* Given instruction A: According to the article on Halcon Resources, what is the strike price of the warrants that noteholders received?

— BEGIN Source document —

Halcon Resources (NYSE:HK) is a company that should benefit well from OPEC's plans to reduce output if those plans actually get implemented and enforced. Halcon's hedges become much weaker in 2017 and it has an unhedged breakeven point around $55 to $56 oil, so continued oversupply and mid-$40s oil would either result in Halcon reducing production some more or incurring additional debt. OPEC's output agreement should significantly move up the timeline to reach a supply and demand balance, though.
OPEC's reported agreement to cut output by up to 0.7 million barrels per day will help speed up the supply/demand rebalancing by up to seven months based on demand growth of approximately 1.15 million barrels per day during 2017. This benefits Halcon a fair amount since it has strong hedges remaining for 2016, but much weaker hedges in 2017. Halcon's unhedged breakeven point is estimated at approximately $55 to $56 WTI oil, so a prolonged period without a supply/demand rebalancing would cause it to burn cash and/or accept production declines to mitigate cash burn.
Halcon's unsecured noteholders and convertible noteholders received warrants that expire on September 9, 2020, with a strike price of $14.04. It appears that there is a total of 4.5 million warrants, of which 3.6 million went to the unsecured noteholders and 0.9 million went to the convertible noteholders.
I've previously mentioned that the warrants would potentially add one to two cents on the dollar to the value of the notes. At the most recent warrant price of $2.00, the warrants add around 1.1% recovery to the unsecured notes, which is just within my estimated range. However, I do think that the implied volatility for the warrants might be a little low and that there could be some value there.

— END Source document —
— BEGIN Supplied data —

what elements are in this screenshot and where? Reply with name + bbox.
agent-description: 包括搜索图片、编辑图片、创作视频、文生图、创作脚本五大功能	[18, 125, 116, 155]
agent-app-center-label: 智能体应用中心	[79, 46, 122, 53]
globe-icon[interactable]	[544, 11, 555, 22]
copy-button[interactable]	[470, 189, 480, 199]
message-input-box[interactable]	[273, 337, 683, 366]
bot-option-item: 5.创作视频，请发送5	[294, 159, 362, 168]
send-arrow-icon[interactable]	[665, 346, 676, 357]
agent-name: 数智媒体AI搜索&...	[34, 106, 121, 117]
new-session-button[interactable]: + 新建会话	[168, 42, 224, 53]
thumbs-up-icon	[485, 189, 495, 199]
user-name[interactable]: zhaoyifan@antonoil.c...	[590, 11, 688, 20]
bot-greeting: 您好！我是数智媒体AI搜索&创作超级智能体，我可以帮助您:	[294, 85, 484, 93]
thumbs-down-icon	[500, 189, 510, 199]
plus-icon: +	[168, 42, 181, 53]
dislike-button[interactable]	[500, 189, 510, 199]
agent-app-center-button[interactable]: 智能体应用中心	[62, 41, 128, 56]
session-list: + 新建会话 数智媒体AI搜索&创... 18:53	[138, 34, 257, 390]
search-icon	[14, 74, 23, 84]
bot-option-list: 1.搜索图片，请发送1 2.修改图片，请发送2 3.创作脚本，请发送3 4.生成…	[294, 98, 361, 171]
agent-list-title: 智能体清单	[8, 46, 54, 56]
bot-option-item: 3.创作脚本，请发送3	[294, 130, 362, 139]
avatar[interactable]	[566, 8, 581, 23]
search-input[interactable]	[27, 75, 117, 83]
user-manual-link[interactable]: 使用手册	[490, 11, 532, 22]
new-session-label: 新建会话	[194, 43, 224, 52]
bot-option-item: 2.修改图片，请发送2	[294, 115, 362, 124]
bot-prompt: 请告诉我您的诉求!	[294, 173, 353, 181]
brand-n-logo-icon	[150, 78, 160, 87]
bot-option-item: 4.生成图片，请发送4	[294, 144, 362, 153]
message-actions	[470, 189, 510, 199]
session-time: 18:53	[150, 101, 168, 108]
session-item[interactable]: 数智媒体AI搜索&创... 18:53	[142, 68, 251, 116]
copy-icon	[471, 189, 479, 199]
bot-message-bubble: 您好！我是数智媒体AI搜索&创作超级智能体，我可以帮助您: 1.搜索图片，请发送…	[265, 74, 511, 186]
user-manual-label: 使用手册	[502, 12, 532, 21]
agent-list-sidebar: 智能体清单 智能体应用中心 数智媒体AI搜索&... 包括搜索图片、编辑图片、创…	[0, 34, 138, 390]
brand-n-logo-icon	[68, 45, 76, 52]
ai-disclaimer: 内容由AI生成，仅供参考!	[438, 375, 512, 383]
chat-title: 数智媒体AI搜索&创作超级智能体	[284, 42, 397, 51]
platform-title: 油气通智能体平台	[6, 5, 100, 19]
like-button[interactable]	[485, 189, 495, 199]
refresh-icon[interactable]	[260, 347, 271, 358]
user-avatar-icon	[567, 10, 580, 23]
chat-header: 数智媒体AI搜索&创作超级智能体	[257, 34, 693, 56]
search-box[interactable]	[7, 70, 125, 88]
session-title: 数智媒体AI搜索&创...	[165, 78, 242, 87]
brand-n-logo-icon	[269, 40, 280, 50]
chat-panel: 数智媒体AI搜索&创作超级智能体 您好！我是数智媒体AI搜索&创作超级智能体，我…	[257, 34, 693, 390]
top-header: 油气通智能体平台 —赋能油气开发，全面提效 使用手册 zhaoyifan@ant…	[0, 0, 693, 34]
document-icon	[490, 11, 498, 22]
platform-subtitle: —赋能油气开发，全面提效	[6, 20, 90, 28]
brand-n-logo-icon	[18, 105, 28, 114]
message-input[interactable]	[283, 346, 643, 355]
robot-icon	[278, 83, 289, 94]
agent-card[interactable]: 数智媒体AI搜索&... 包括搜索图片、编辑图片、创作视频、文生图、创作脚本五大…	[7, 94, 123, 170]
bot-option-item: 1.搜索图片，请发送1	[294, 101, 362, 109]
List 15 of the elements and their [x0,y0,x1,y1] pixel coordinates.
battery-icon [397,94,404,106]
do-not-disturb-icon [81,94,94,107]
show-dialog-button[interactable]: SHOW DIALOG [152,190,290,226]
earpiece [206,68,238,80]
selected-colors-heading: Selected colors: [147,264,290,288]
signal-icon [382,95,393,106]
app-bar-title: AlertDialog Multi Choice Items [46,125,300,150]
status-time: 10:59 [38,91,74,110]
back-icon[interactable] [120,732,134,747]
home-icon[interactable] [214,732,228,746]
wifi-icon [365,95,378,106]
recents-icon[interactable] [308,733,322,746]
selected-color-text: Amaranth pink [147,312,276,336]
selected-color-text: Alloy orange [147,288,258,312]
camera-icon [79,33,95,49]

— END Supplied data —

* Given instruction B: Turn the entries, from the first line of the entries up to and including the line with "101, 168, 108]", into a Markdown table with the columns Row and Line. Put the row number under Row and the line under Line, leaving out blank lines.

* Complete output A: $14.04

* Complete output B:
| Row | Line |
|---|---|
| 1 | what elements are in this screenshot and where? Reply with name + bbox. |
| 2 | agent-description: 包括搜索图片、编辑图片、创作视频、文生图、创作脚本五大功能	[18, 125, 116, 155] |
| 3 | agent-app-center-label: 智能体应用中心	[79, 46, 122, 53] |
| 4 | globe-icon[interactable]	[544, 11, 555, 22] |
| 5 | copy-button[interactable]	[470, 189, 480, 199] |
| 6 | message-input-box[interactable]	[273, 337, 683, 366] |
| 7 | bot-option-item: 5.创作视频，请发送5	[294, 159, 362, 168] |
| 8 | send-arrow-icon[interactable]	[665, 346, 676, 357] |
| 9 | agent-name: 数智媒体AI搜索&...	[34, 106, 121, 117] |
| 10 | new-session-button[interactable]: + 新建会话	[168, 42, 224, 53] |
| 11 | thumbs-up-icon	[485, 189, 495, 199] |
| 12 | user-name[interactable]: zhaoyifan@antonoil.c...	[590, 11, 688, 20] |
| 13 | bot-greeting: 您好！我是数智媒体AI搜索&创作超级智能体，我可以帮助您:	[294, 85, 484, 93] |
| 14 | thumbs-down-icon	[500, 189, 510, 199] |
| 15 | plus-icon: +	[168, 42, 181, 53] |
| 16 | dislike-button[interactable]	[500, 189, 510, 199] |
| 17 | agent-app-center-button[interactable]: 智能体应用中心	[62, 41, 128, 56] |
| 18 | session-list: + 新建会话 数智媒体AI搜索&创... 18:53	[138, 34, 257, 390] |
| 19 | search-icon	[14, 74, 23, 84] |
| 20 | bot-option-list: 1.搜索图片，请发送1 2.修改图片，请发送2 3.创作脚本，请发送3 4.生成…	[294, 98, 361, 171] |
| 21 | agent-list-title: 智能体清单	[8, 46, 54, 56] |
| 22 | bot-option-item: 3.创作脚本，请发送3	[294, 130, 362, 139] |
| 23 | avatar[interactable]	[566, 8, 581, 23] |
| 24 | search-input[interactable]	[27, 75, 117, 83] |
| 25 | user-manual-link[interactable]: 使用手册	[490, 11, 532, 22] |
| 26 | new-session-label: 新建会话	[194, 43, 224, 52] |
| 27 | bot-option-item: 2.修改图片，请发送2	[294, 115, 362, 124] |
| 28 | bot-prompt: 请告诉我您的诉求!	[294, 173, 353, 181] |
| 29 | brand-n-logo-icon	[150, 78, 160, 87] |
| 30 | bot-option-item: 4.生成图片，请发送4	[294, 144, 362, 153] |
| 31 | message-actions	[470, 189, 510, 199] |
| 32 | session-time: 18:53	[150, 101, 168, 108] |